— Begin INFORMATION PROVIDED —

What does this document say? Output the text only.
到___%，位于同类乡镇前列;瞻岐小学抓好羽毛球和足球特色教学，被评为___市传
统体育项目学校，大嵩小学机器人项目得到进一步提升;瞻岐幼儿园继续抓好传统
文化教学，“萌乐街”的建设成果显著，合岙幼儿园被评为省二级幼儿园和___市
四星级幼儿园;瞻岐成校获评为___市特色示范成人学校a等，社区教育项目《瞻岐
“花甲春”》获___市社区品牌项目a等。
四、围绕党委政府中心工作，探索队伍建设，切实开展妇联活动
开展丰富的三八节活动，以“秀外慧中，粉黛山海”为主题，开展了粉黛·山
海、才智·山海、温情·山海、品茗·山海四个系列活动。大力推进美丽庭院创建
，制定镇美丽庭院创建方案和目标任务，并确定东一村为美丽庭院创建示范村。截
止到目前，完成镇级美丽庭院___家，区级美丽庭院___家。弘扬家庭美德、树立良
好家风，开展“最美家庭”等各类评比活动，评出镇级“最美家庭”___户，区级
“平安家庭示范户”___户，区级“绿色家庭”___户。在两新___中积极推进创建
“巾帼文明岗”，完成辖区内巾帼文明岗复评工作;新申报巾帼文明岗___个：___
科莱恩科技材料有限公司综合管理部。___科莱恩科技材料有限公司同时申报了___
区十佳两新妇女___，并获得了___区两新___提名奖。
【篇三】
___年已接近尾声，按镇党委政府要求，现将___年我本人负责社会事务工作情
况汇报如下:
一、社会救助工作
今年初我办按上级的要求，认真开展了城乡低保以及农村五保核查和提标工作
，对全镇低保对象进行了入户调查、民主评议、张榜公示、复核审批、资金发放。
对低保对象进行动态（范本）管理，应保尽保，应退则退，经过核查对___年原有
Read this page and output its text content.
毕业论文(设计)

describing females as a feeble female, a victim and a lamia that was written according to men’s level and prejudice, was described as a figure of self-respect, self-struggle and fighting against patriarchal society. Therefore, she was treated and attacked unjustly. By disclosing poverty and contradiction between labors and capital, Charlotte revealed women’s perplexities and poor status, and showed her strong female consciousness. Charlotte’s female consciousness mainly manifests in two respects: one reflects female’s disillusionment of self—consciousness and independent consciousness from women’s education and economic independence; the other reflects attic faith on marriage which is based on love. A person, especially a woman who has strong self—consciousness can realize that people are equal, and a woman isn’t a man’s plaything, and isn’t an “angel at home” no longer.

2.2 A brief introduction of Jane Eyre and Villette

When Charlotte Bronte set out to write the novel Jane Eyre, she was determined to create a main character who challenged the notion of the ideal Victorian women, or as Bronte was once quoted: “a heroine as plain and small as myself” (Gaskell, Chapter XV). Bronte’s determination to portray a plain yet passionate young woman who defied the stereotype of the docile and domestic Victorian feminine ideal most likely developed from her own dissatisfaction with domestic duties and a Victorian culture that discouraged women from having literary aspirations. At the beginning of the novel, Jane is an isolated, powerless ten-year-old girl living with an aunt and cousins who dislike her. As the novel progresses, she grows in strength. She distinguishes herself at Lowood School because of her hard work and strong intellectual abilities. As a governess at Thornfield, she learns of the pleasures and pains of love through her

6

— End INFORMATION PROVIDED —

| SET TASK |
Word for word, write out the data.

| ANSWER FOR THE TASK |
What does this document say? Output the text only.
到___%，位于同类乡镇前列;瞻岐小学抓好羽毛球和足球特色教学，被评为___市传
统体育项目学校，大嵩小学机器人项目得到进一步提升;瞻岐幼儿园继续抓好传统
文化教学，“萌乐街”的建设成果显著，合岙幼儿园被评为省二级幼儿园和___市
四星级幼儿园;瞻岐成校获评为___市特色示范成人学校a等，社区教育项目《瞻岐
“花甲春”》获___市社区品牌项目a等。
四、围绕党委政府中心工作，探索队伍建设，切实开展妇联活动
开展丰富的三八节活动，以“秀外慧中，粉黛山海”为主题，开展了粉黛·山
海、才智·山海、温情·山海、品茗·山海四个系列活动。大力推进美丽庭院创建
，制定镇美丽庭院创建方案和目标任务，并确定东一村为美丽庭院创建示范村。截
止到目前，完成镇级美丽庭院___家，区级美丽庭院___家。弘扬家庭美德、树立良
好家风，开展“最美家庭”等各类评比活动，评出镇级“最美家庭”___户，区级
“平安家庭示范户”___户，区级“绿色家庭”___户。在两新___中积极推进创建
“巾帼文明岗”，完成辖区内巾帼文明岗复评工作;新申报巾帼文明岗___个：___
科莱恩科技材料有限公司综合管理部。___科莱恩科技材料有限公司同时申报了___
区十佳两新妇女___，并获得了___区两新___提名奖。
【篇三】
___年已接近尾声，按镇党委政府要求，现将___年我本人负责社会事务工作情
况汇报如下:
一、社会救助工作
今年初我办按上级的要求，认真开展了城乡低保以及农村五保核查和提标工作
，对全镇低保对象进行了入户调查、民主评议、张榜公示、复核审批、资金发放。
对低保对象进行动态（范本）管理，应保尽保，应退则退，经过核查对___年原有
Read this page and output its text content.
毕业论文(设计)

describing females as a feeble female, a victim and a lamia that was written according to men’s level and prejudice, was described as a figure of self-respect, self-struggle and fighting against patriarchal society. Therefore, she was treated and attacked unjustly. By disclosing poverty and contradiction between labors and capital, Charlotte revealed women’s perplexities and poor status, and showed her strong female consciousness. Charlotte’s female consciousness mainly manifests in two respects: one reflects female’s disillusionment of self—consciousness and independent consciousness from women’s education and economic independence; the other reflects attic faith on marriage which is based on love. A person, especially a woman who has strong self—consciousness can realize that people are equal, and a woman isn’t a man’s plaything, and isn’t an “angel at home” no longer.

2.2 A brief introduction of Jane Eyre and Villette

When Charlotte Bronte set out to write the novel Jane Eyre, she was determined to create a main character who challenged the notion of the ideal Victorian women, or as Bronte was once quoted: “a heroine as plain and small as myself” (Gaskell, Chapter XV). Bronte’s determination to portray a plain yet passionate young woman who defied the stereotype of the docile and domestic Victorian feminine ideal most likely developed from her own dissatisfaction with domestic duties and a Victorian culture that discouraged women from having literary aspirations. At the beginning of the novel, Jane is an isolated, powerless ten-year-old girl living with an aunt and cousins who dislike her. As the novel progresses, she grows in strength. She distinguishes herself at Lowood School because of her hard work and strong intellectual abilities. As a governess at Thornfield, she learns of the pleasures and pains of love through her

6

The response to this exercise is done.